PROBLEM:
Produce a verbatim copy of the entries listed below.

-- Begin --

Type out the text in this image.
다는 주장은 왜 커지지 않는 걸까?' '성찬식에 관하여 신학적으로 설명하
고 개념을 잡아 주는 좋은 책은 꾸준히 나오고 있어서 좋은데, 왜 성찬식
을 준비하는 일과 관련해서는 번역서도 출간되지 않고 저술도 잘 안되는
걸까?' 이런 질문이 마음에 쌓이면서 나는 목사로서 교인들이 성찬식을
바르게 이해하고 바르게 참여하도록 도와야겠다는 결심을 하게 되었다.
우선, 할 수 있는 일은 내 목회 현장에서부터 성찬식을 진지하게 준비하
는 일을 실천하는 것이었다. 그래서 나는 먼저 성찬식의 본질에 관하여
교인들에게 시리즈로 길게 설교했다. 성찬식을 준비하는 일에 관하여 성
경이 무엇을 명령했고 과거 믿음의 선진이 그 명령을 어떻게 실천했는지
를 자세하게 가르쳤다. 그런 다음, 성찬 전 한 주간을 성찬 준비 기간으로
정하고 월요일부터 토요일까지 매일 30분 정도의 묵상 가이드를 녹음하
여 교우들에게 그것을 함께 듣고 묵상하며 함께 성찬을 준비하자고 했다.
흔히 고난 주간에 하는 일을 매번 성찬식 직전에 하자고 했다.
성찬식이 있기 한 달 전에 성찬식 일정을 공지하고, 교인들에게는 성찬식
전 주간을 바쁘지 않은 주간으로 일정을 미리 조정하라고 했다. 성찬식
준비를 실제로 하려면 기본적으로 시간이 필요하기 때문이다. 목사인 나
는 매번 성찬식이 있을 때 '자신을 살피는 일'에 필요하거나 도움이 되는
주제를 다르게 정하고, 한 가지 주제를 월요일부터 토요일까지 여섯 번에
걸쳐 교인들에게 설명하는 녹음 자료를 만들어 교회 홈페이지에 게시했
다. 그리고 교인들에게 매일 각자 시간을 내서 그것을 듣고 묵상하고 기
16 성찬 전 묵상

-- End --

EXERCISE RESPONSE:
Type out the text in this image.
다는 주장은 왜 커지지 않는 걸까?' '성찬식에 관하여 신학적으로 설명하
고 개념을 잡아 주는 좋은 책은 꾸준히 나오고 있어서 좋은데, 왜 성찬식
을 준비하는 일과 관련해서는 번역서도 출간되지 않고 저술도 잘 안되는
걸까?' 이런 질문이 마음에 쌓이면서 나는 목사로서 교인들이 성찬식을
바르게 이해하고 바르게 참여하도록 도와야겠다는 결심을 하게 되었다.
우선, 할 수 있는 일은 내 목회 현장에서부터 성찬식을 진지하게 준비하
는 일을 실천하는 것이었다. 그래서 나는 먼저 성찬식의 본질에 관하여
교인들에게 시리즈로 길게 설교했다. 성찬식을 준비하는 일에 관하여 성
경이 무엇을 명령했고 과거 믿음의 선진이 그 명령을 어떻게 실천했는지
를 자세하게 가르쳤다. 그런 다음, 성찬 전 한 주간을 성찬 준비 기간으로
정하고 월요일부터 토요일까지 매일 30분 정도의 묵상 가이드를 녹음하
여 교우들에게 그것을 함께 듣고 묵상하며 함께 성찬을 준비하자고 했다.
흔히 고난 주간에 하는 일을 매번 성찬식 직전에 하자고 했다.
성찬식이 있기 한 달 전에 성찬식 일정을 공지하고, 교인들에게는 성찬식
전 주간을 바쁘지 않은 주간으로 일정을 미리 조정하라고 했다. 성찬식
준비를 실제로 하려면 기본적으로 시간이 필요하기 때문이다. 목사인 나
는 매번 성찬식이 있을 때 '자신을 살피는 일'에 필요하거나 도움이 되는
주제를 다르게 정하고, 한 가지 주제를 월요일부터 토요일까지 여섯 번에
걸쳐 교인들에게 설명하는 녹음 자료를 만들어 교회 홈페이지에 게시했
다. 그리고 교인들에게 매일 각자 시간을 내서 그것을 듣고 묵상하고 기
16 성찬 전 묵상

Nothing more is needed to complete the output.